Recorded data
□ □ □ □ □ □ □
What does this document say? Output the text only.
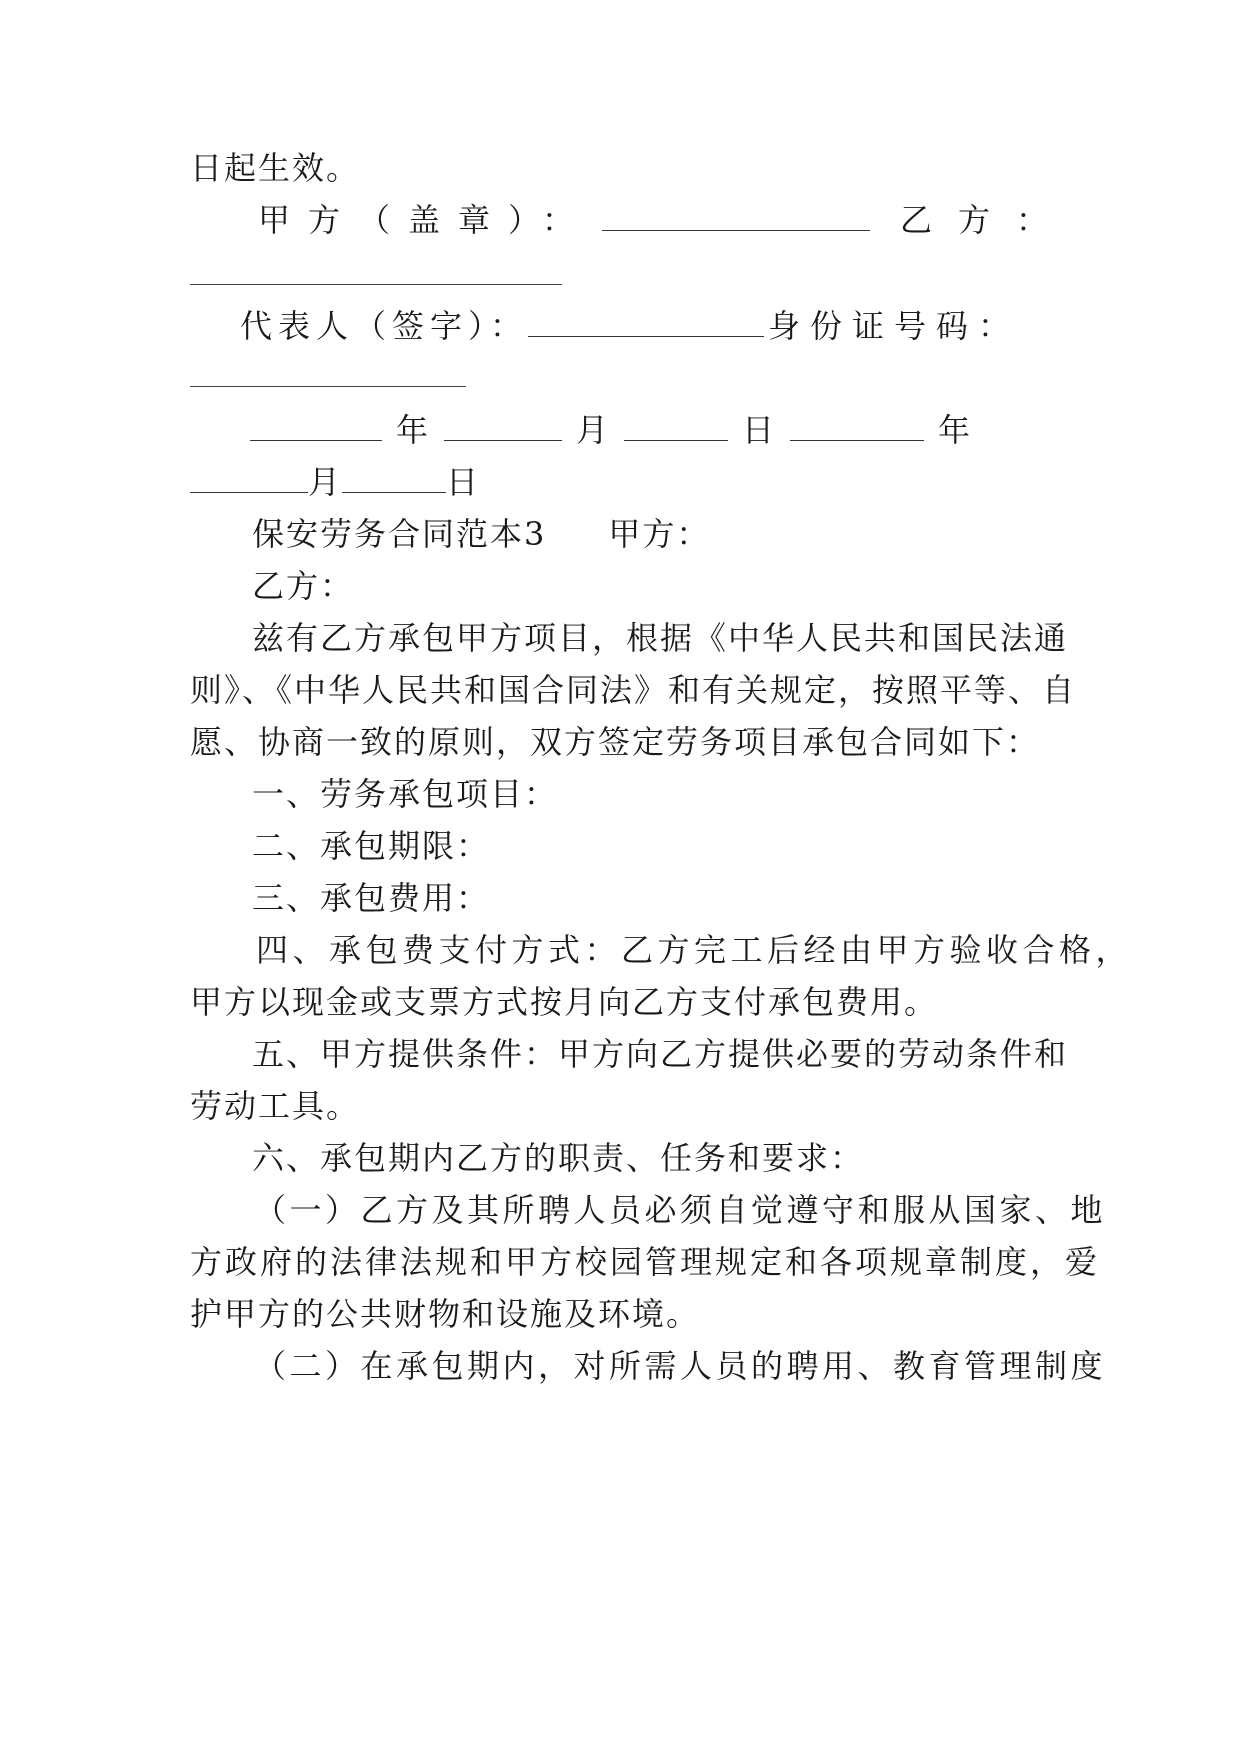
日起生效。
甲方（盖章）：	乙方：
代表人（签字）：	身份证号码：
年	月	日	年
月	日
保安劳务合同范本3 甲方：
乙方：
兹有乙方承包甲方项目，根据《中华人民共和国民法通
则》、《中华人民共和国合同法》和有关规定，按照平等、自
愿、协商一致的原则，双方签定劳务项目承包合同如下：
一、劳务承包项目：
二、承包期限：
三、承包费用：
四、承包费支付方式：乙方完工后经由甲方验收合格，
甲方以现金或支票方式按月向乙方支付承包费用。
五、甲方提供条件：甲方向乙方提供必要的劳动条件和
劳动工具。
六、承包期内乙方的职责、任务和要求：
（一）乙方及其所聘人员必须自觉遵守和服从国家、地
方政府的法律法规和甲方校园管理规定和各项规章制度，爱
护甲方的公共财物和设施及环境。
（二）在承包期内，对所需人员的聘用、教育管理制度
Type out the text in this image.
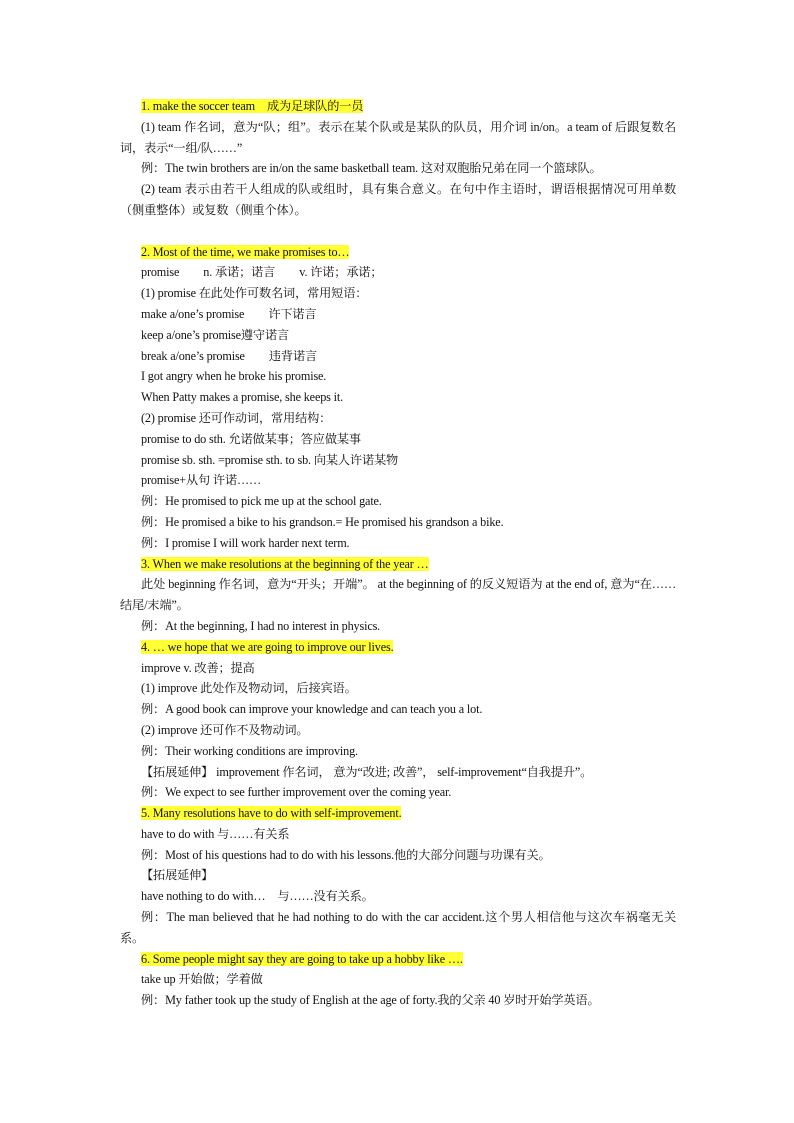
1. make the soccer team　成为足球队的一员
(1) team 作名词，意为“队；组”。表示在某个队或是某队的队员，用介词 in/on。a team of 后跟复数名词，表示“一组/队……”
例：The twin brothers are in/on the same basketball team. 这对双胞胎兄弟在同一个篮球队。
(2) team 表示由若干人组成的队或组时，具有集合意义。在句中作主语时，谓语根据情况可用单数（侧重整体）或复数（侧重个体）。
2. Most of the time, we make promises to…
promise　　n. 承诺；诺言　　v. 许诺；承诺；
(1) promise 在此处作可数名词，常用短语：
make a/one’s promise　　许下诺言
keep a/one’s promise遵守诺言
break a/one’s promise　　违背诺言
I got angry when he broke his promise.
When Patty makes a promise, she keeps it.
(2) promise 还可作动词，常用结构：
promise to do sth. 允诺做某事；答应做某事
promise sb. sth. =promise sth. to sb. 向某人许诺某物
promise+从句 许诺……
例：He promised to pick me up at the school gate.
例：He promised a bike to his grandson.= He promised his grandson a bike.
例：I promise I will work harder next term.
3. When we make resolutions at the beginning of the year …
此处 beginning 作名词，意为“开头；开端”。 at the beginning of 的反义短语为 at the end of, 意为“在……结尾/末端”。
例：At the beginning, I had no interest in physics.
4. … we hope that we are going to improve our lives.
improve v. 改善；提高
(1) improve 此处作及物动词，后接宾语。
例：A good book can improve your knowledge and can teach you a lot.
(2) improve 还可作不及物动词。
例：Their working conditions are improving.
【拓展延伸】 improvement 作名词， 意为“改进; 改善”， self-improvement“自我提升”。
例：We expect to see further improvement over the coming year.
5. Many resolutions have to do with self-improvement.
have to do with 与……有关系
例：Most of his questions had to do with his lessons.他的大部分问题与功课有关。
【拓展延伸】
have nothing to do with…　与……没有关系。
例：The man believed that he had nothing to do with the car accident.这个男人相信他与这次车祸毫无关系。
6. Some people might say they are going to take up a hobby like ….
take up 开始做；学着做
例：My father took up the study of English at the age of forty.我的父亲 40 岁时开始学英语。
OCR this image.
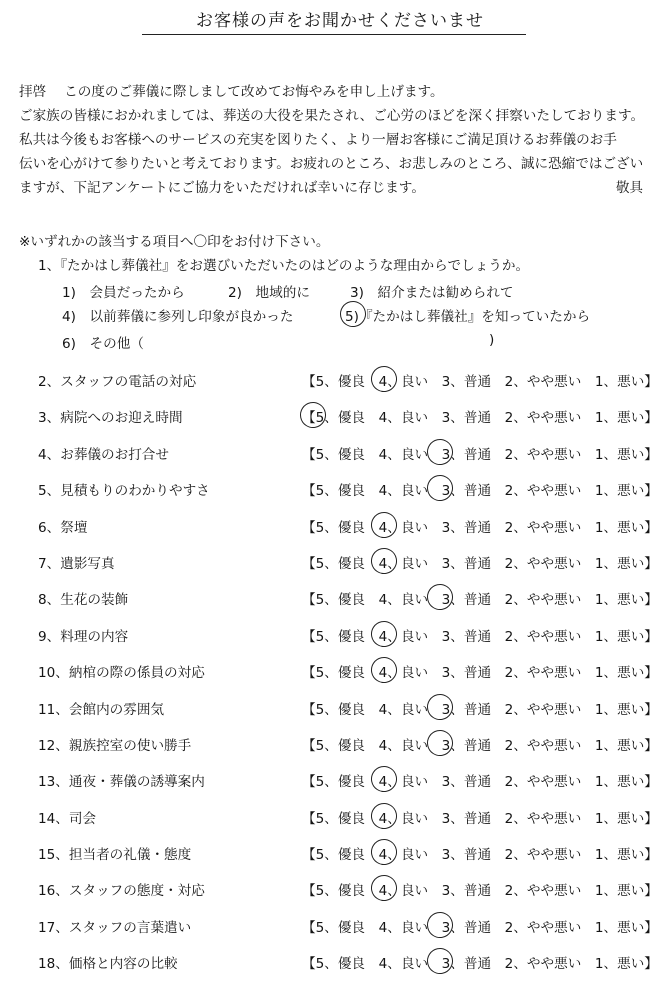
お客様の声をお聞かせくださいませ
拝啓　 この度のご葬儀に際しまして改めてお悔やみを申し上げます。
ご家族の皆様におかれましては、葬送の大役を果たされ、ご心労のほどを深く拝察いたしております。
私共は今後もお客様へのサービスの充実を図りたく、より一層お客様にご満足頂けるお葬儀のお手
伝いを心がけて参りたいと考えております。お疲れのところ、お悲しみのところ、誠に恐縮ではござい
ますが、下記アンケートにご協力をいただければ幸いに存じます。	敬具
※いずれかの該当する項目へ〇印をお付け下さい。
1、『たかはし葬儀社』をお選びいただいたのはどのような理由からでしょうか。
1)　会員だったから	2)　地域的に	3)　紹介または勧められて
4)　以前葬儀に参列し印象が良かった	5)『たかはし葬儀社』を知っていたから
6)　その他（	)
2、スタッフの電話の対応	【5、優良　4、良い　3、普通　2、やや悪い　1、悪い】
3、病院へのお迎え時間	【5、優良　4、良い　3、普通　2、やや悪い　1、悪い】
4、お葬儀のお打合せ	【5、優良　4、良い　3、普通　2、やや悪い　1、悪い】
5、見積もりのわかりやすさ	【5、優良　4、良い　3、普通　2、やや悪い　1、悪い】
6、祭壇	【5、優良　4、良い　3、普通　2、やや悪い　1、悪い】
7、遺影写真	【5、優良　4、良い　3、普通　2、やや悪い　1、悪い】
8、生花の装飾	【5、優良　4、良い　3、普通　2、やや悪い　1、悪い】
9、料理の内容	【5、優良　4、良い　3、普通　2、やや悪い　1、悪い】
10、納棺の際の係員の対応	【5、優良　4、良い　3、普通　2、やや悪い　1、悪い】
11、会館内の雰囲気	【5、優良　4、良い　3、普通　2、やや悪い　1、悪い】
12、親族控室の使い勝手	【5、優良　4、良い　3、普通　2、やや悪い　1、悪い】
13、通夜・葬儀の誘導案内	【5、優良　4、良い　3、普通　2、やや悪い　1、悪い】
14、司会	【5、優良　4、良い　3、普通　2、やや悪い　1、悪い】
15、担当者の礼儀・態度	【5、優良　4、良い　3、普通　2、やや悪い　1、悪い】
16、スタッフの態度・対応	【5、優良　4、良い　3、普通　2、やや悪い　1、悪い】
17、スタッフの言葉遣い	【5、優良　4、良い　3、普通　2、やや悪い　1、悪い】
18、価格と内容の比較	【5、優良　4、良い　3、普通　2、やや悪い　1、悪い】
□ □ □ □ □ □ □
### STATED GOAL:
Go through the material above and copy each line that has the word "self".

### RESULT OF THE EXERCISE:
【拓展延伸】 improvement 作名词， 意为“改进; 改善”， self-improvement“自我提升”。
5. Many resolutions have to do with self-improvement.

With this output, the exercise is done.